● SOURCE PASSAGE:
Advertisement

AQMD Tightens Rules of Car Scrapping Program

Share via
TIMES ENVIRONMENTAL WRITER

The Southland’s air quality board Friday repaired its flawed car scrapping program after reports that the effort was eliminating old, undrivable junkers without reducing large amounts of pollution.

The South Coast Air Quality Management District also took a step to improve protection of low-income, minority communities in industrial areas, adding to a list of toxic chemicals restricted in the Los Angeles Basin more than 100 compounds that can cause cancer or other serious health problems.

Under the scrapping program, the AQMD lets businesses pay to junk pre-1982 cars, usually the dirtiest ones on the road. In exchange, the businesses get pollution credits that allow them to avoid reducing emissions at their own facilities. More than 22,000 cars have been scrapped since the program began in 1993.

Advertisement

Last fall, evidence emerged from an AQMD inspector that the scrapping was failing to eliminate as much pollution as the millions of pounds claimed.

The inspector, Bruce Lohmann, said many vehicles that were being purchased and junked were in such severe disrepair that they were barely roadworthy--meaning that spending public money to scrap them cleans up little, if any, pollution. The cars are supposed to have at least three years of life left, at about 5,000 miles a year, to offset the pollution credits that firms get.

● REQUIRED WORK:
**1.** In the car scrapping article, list every number that is written in digits.
**2.** Return the stretch of the car scrapping article from "Last fall, evidence" through "that firms get.", word for word.
**3.** Resume the article on the AQMD car scrapping program, picking up right after its final sentence.

(Stored data entries)
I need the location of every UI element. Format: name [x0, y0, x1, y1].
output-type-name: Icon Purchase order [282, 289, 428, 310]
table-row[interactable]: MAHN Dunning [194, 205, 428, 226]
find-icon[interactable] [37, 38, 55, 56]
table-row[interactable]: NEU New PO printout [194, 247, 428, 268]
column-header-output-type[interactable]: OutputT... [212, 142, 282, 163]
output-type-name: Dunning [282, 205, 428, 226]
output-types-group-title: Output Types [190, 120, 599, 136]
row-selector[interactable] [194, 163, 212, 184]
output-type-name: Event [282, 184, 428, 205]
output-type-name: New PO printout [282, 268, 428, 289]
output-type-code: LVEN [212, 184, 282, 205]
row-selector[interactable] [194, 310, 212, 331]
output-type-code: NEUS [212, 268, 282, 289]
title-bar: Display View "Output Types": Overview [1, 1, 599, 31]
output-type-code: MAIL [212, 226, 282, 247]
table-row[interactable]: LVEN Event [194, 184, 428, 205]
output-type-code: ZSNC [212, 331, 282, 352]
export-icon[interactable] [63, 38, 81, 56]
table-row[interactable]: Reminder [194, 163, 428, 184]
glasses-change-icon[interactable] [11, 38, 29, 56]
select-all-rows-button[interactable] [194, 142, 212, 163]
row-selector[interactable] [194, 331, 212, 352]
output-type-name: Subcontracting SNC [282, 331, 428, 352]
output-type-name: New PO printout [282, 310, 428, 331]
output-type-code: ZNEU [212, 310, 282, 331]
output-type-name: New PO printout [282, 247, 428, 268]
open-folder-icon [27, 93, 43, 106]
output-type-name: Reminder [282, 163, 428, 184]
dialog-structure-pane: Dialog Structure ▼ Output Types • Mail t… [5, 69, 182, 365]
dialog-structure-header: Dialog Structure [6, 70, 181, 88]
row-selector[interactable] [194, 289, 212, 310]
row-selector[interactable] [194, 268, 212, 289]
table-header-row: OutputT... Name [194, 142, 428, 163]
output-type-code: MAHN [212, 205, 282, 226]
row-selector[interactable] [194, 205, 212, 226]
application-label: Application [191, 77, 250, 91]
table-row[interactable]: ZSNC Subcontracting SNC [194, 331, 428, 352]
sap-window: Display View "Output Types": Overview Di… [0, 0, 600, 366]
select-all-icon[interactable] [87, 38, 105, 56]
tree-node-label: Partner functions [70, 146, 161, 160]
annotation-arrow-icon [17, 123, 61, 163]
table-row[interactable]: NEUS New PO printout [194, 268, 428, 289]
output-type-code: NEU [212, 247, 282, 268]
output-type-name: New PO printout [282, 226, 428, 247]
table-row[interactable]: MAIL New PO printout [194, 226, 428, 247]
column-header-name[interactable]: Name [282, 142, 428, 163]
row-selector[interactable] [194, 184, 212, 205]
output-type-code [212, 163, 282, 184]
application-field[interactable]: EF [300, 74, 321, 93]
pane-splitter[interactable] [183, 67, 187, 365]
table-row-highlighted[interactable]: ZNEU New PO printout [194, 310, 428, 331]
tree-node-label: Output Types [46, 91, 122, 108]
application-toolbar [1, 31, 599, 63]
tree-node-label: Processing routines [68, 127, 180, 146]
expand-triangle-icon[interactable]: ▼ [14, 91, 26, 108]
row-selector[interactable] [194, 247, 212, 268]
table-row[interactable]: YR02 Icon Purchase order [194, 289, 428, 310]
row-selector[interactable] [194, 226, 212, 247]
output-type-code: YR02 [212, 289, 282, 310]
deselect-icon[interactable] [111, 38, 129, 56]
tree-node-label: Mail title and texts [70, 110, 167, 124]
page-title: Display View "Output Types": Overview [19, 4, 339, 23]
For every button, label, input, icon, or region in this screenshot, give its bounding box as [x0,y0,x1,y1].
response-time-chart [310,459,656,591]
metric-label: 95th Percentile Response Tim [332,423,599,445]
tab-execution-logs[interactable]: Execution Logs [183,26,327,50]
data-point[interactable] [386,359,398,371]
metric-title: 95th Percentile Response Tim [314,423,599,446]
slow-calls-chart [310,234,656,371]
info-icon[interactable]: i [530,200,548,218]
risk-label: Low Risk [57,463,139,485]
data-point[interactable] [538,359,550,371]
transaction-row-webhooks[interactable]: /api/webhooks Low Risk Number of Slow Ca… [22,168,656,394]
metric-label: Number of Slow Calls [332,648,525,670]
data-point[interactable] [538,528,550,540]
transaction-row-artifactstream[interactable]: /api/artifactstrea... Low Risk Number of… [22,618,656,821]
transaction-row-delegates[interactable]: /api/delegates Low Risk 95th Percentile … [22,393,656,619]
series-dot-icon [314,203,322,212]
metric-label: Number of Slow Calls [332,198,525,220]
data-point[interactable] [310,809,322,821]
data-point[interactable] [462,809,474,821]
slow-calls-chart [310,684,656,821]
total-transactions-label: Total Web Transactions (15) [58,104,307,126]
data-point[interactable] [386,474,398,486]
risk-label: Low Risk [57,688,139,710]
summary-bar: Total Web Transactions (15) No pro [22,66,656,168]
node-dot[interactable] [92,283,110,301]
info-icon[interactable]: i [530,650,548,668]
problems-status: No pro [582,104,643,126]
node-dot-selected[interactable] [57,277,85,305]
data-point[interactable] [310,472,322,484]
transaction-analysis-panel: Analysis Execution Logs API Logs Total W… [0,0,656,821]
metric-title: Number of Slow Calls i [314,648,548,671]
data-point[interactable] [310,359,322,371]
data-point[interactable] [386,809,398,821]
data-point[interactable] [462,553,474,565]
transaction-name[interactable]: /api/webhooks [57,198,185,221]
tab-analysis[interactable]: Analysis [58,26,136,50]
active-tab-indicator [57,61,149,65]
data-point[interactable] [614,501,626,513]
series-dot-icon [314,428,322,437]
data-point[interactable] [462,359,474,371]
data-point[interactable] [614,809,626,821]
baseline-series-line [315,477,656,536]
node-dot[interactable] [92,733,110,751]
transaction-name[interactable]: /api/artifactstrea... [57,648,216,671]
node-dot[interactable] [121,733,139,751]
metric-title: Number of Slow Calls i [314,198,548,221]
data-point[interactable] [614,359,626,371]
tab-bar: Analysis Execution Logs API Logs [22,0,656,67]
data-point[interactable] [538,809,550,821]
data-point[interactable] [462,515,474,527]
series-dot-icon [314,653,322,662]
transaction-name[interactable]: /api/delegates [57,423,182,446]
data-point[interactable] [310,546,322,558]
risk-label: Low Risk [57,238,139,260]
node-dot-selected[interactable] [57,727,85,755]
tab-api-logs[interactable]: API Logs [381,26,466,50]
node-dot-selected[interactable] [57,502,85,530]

● ANSWERS PER TASK:
**1.**
1982 (in "pre-1982")
22,000
1993
100
5,000

**2.**
Last fall, evidence emerged from an AQMD inspector that the scrapping was failing to eliminate as much pollution as the millions of pounds claimed.

The inspector, Bruce Lohmann, said many vehicles that were being purchased and junked were in such severe disrepair that they were barely roadworthy--meaning that spending public money to scrap them cleans up little, if any, pollution. The cars are supposed to have at least three years of life left, at about 5,000 miles a year, to offset the pollution credits that firms get.

**3.**
On Friday, the board voted to put a series of safeguards in place. Cars now must meet more specific criteria to ensure that they function. For example, they will not qualify if they give off excessive smoke or noise, or have leaking fluids, faulty brakes or transmissions, broken windows or missing seats or doors. Inspectors will be required to examine every car.

Advertisement

The goal of the program is to promote early retirement of highly polluting cars by letting businesses pay into a fund that buys old vehicles from motorists for about $500 or $600 apiece. In exchange for helping scrap the old cars, the companies are granted credits exempting them from AQMD requirements for employee ride-share programs or pollution controls at manufacturing plants.

Lohmann’s charges came in a deposition in a lawsuit against the AQMD filed by Communities for a Better Environment. The group says the program, which it wants to halt, lets industries scrap cars instead of cleaning up pollution they cause in neighborhoods largely inhabited by Latinos and African Americans. The AQMD board plans to take up that “environmental justice” issue next year.

Under the state’s smog plan, 75,000 cars are supposed to be scrapped a year in the Los Angeles Basin.

Advertisement

In the separate move designed to protect people living near industrial areas, the board quadrupled the number of chemicals--currently 40--whose use is restricted by the AQMD. The new rule covers only companies that move into the basin or expand their operations. Those that use the compounds must ensure that pollution from them does not expose people living nearby to more than a prescribed level of risk of cancer, birth defects or other serious health problems.

The newly listed chemicals include lead, ammonia, a compound used by dry cleaners called perchloroethylene, and dioxins. The AQMD predicts that the overall cost of the new rule will range from $5 million to $25 million a year, largely for metal plating plants, electronics firms and oil production facilities.

Fewer than 75 pieces of polluting equipment at industries are expected to be affected annually in Los Angeles, Orange, Riverside and San Bernardino counties, out of about 30,000 in the basin.

Saying they are getting ill from inhaling toxic fumes, people from low-income communities urged the AQMD board Friday to make businesses cut pollution to lower levels than currently allowed.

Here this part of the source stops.